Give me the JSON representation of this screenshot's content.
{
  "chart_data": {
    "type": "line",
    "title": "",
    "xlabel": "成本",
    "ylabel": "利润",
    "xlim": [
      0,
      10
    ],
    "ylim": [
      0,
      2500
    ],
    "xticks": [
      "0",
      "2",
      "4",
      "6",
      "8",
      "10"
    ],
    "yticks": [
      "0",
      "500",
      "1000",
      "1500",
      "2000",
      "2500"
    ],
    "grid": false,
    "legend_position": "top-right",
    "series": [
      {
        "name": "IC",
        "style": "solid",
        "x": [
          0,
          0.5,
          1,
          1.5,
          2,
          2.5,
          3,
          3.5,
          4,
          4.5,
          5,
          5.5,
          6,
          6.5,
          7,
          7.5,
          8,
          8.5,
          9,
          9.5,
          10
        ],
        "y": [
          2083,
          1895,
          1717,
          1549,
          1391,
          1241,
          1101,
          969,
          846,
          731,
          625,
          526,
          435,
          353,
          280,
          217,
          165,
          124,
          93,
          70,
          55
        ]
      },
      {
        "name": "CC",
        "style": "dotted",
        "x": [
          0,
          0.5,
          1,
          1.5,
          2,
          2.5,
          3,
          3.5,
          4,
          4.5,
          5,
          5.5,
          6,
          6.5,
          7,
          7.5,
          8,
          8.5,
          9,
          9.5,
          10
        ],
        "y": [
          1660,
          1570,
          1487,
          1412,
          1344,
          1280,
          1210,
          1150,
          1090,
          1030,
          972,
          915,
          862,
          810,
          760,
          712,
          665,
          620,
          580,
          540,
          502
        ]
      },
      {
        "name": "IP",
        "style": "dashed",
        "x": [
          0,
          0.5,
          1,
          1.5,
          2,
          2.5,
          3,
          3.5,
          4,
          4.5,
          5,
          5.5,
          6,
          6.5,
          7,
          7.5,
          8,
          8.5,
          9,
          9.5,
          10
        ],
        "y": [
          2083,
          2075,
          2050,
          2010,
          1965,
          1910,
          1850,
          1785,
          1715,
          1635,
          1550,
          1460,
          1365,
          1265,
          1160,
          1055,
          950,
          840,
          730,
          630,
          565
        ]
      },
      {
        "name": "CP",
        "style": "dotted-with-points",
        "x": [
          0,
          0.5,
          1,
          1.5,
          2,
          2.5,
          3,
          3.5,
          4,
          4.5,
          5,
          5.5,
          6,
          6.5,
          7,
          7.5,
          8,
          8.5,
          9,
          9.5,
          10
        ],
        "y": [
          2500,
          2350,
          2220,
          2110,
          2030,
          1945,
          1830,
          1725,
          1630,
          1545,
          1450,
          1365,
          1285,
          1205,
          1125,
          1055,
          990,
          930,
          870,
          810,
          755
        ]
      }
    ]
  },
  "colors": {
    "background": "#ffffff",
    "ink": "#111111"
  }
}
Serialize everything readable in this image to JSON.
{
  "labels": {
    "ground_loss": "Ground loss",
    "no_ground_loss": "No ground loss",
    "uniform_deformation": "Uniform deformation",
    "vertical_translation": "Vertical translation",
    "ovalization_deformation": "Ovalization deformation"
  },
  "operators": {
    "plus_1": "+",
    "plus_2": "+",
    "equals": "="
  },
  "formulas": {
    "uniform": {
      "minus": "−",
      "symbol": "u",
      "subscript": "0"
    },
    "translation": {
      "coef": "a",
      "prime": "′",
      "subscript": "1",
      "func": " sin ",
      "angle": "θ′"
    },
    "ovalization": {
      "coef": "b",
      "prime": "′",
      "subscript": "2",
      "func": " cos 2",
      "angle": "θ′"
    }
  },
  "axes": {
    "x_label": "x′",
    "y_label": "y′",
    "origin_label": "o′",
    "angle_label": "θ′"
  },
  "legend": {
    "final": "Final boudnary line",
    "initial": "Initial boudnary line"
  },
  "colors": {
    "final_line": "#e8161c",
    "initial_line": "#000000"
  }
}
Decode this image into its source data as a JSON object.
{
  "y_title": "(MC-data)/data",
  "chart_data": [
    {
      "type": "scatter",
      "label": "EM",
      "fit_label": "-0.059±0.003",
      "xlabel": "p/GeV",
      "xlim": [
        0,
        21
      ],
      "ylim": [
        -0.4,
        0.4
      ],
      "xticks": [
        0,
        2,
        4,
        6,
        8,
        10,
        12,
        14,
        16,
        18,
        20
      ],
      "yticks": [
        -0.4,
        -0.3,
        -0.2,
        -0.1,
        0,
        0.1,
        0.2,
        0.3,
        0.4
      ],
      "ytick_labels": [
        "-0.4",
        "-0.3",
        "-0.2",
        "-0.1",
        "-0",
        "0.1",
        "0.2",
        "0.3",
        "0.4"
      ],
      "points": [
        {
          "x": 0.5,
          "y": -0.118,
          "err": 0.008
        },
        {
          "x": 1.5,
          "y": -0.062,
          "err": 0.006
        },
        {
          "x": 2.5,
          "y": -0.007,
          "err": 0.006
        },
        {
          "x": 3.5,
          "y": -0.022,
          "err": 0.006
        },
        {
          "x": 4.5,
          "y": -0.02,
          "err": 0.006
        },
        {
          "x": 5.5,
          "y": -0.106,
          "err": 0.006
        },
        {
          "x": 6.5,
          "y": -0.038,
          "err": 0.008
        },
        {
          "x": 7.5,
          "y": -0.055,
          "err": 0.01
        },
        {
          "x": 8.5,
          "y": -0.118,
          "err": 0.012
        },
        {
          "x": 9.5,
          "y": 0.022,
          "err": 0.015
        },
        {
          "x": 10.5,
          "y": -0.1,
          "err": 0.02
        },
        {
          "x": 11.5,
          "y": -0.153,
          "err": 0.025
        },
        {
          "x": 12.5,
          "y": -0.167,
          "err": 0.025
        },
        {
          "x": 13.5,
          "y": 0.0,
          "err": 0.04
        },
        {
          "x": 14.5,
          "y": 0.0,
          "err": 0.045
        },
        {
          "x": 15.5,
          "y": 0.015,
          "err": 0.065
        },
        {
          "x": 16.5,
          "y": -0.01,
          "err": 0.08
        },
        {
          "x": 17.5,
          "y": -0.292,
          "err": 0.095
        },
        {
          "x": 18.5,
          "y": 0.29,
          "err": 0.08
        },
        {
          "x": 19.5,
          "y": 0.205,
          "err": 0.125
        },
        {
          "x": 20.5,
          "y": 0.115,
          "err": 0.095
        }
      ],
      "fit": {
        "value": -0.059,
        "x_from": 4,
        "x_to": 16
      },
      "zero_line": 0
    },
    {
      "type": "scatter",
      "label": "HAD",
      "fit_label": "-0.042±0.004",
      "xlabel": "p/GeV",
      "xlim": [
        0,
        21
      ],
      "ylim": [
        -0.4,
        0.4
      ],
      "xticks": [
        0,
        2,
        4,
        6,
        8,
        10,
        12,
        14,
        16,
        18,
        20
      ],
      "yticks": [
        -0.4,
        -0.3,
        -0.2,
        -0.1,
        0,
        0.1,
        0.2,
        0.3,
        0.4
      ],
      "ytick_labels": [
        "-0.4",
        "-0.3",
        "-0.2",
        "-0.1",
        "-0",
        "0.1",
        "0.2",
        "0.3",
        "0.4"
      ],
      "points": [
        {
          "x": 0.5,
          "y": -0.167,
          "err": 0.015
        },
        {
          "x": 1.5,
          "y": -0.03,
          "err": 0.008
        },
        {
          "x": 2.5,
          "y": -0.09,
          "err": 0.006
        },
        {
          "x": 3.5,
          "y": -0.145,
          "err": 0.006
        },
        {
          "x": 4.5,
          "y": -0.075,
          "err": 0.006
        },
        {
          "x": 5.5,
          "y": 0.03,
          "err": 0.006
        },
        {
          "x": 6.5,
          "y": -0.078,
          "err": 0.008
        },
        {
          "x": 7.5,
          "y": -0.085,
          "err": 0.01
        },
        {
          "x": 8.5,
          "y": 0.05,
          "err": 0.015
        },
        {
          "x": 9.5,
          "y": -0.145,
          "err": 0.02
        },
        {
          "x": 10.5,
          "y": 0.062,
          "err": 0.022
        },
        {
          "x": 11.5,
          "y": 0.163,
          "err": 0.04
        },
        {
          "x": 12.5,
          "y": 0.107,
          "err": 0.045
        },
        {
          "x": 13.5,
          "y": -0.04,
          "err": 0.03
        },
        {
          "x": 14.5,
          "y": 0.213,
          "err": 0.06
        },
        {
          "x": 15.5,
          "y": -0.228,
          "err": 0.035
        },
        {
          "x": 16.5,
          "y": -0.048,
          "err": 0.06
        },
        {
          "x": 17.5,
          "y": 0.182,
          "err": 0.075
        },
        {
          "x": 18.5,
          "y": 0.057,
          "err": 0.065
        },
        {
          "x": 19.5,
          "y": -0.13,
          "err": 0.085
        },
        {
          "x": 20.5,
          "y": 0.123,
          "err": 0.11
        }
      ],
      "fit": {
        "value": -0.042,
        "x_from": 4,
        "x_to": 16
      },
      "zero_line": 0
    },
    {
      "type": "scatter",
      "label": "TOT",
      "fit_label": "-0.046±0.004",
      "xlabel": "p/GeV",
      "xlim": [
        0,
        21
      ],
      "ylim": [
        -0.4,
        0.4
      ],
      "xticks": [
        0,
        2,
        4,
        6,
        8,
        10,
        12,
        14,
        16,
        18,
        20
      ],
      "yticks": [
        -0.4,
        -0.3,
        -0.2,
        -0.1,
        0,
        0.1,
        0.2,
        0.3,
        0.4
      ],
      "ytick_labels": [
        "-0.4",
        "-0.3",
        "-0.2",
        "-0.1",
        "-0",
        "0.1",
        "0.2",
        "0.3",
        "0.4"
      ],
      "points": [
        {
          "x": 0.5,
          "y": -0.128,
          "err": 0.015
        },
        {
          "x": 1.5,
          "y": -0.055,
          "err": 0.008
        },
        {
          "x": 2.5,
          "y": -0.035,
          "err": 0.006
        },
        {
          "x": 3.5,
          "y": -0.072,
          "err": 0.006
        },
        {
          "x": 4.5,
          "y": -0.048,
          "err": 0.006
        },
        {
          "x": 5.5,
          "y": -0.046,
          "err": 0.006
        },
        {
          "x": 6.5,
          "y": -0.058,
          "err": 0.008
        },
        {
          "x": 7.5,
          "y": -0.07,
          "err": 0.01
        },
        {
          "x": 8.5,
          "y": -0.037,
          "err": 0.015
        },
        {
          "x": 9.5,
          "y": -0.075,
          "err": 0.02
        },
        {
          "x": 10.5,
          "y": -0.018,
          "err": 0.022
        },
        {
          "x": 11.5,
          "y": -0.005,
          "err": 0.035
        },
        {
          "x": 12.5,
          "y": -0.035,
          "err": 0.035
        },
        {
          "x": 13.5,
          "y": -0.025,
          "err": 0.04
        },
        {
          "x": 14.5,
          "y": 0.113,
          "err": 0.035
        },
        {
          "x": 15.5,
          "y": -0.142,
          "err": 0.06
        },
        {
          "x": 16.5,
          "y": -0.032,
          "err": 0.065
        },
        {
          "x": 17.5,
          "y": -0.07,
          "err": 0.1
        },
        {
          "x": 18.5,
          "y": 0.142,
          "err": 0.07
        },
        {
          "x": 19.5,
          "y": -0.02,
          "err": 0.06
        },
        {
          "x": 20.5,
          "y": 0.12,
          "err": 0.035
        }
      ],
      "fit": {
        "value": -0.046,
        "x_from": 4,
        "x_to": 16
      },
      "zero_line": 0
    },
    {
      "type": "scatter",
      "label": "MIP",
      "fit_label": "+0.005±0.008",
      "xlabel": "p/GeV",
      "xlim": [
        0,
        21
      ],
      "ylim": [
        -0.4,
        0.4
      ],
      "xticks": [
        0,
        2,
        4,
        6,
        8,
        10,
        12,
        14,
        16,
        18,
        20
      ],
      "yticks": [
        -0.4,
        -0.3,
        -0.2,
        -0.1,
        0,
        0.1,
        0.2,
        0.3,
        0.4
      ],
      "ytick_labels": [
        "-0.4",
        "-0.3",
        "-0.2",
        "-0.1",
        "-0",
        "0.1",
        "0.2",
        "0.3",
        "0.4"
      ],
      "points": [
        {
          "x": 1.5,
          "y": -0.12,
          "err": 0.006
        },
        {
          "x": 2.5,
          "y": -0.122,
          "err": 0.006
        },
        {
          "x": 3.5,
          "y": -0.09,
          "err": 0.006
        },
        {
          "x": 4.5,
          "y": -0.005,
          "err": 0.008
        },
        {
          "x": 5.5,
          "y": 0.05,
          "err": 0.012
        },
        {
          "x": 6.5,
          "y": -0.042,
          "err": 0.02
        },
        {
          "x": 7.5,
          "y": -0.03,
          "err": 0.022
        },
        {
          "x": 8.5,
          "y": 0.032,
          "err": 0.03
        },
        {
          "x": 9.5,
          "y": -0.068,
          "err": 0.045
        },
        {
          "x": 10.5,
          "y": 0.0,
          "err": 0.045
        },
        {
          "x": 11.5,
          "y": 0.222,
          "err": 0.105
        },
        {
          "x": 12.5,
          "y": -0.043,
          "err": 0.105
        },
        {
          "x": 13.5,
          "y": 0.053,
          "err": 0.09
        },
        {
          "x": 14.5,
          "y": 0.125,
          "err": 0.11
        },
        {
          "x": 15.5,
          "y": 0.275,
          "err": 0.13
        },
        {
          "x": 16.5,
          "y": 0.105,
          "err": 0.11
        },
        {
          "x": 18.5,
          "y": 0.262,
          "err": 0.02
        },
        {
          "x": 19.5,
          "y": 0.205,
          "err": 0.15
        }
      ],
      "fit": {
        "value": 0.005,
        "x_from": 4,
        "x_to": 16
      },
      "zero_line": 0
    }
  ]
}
──────────
• _TASK REQUIREMENTS_
Pull every line containing the word "value" out of the entries above.

• _THE RESPONSE_
        "value": -0.059,
        "value": -0.042,
        "value": -0.046,
        "value": 0.005,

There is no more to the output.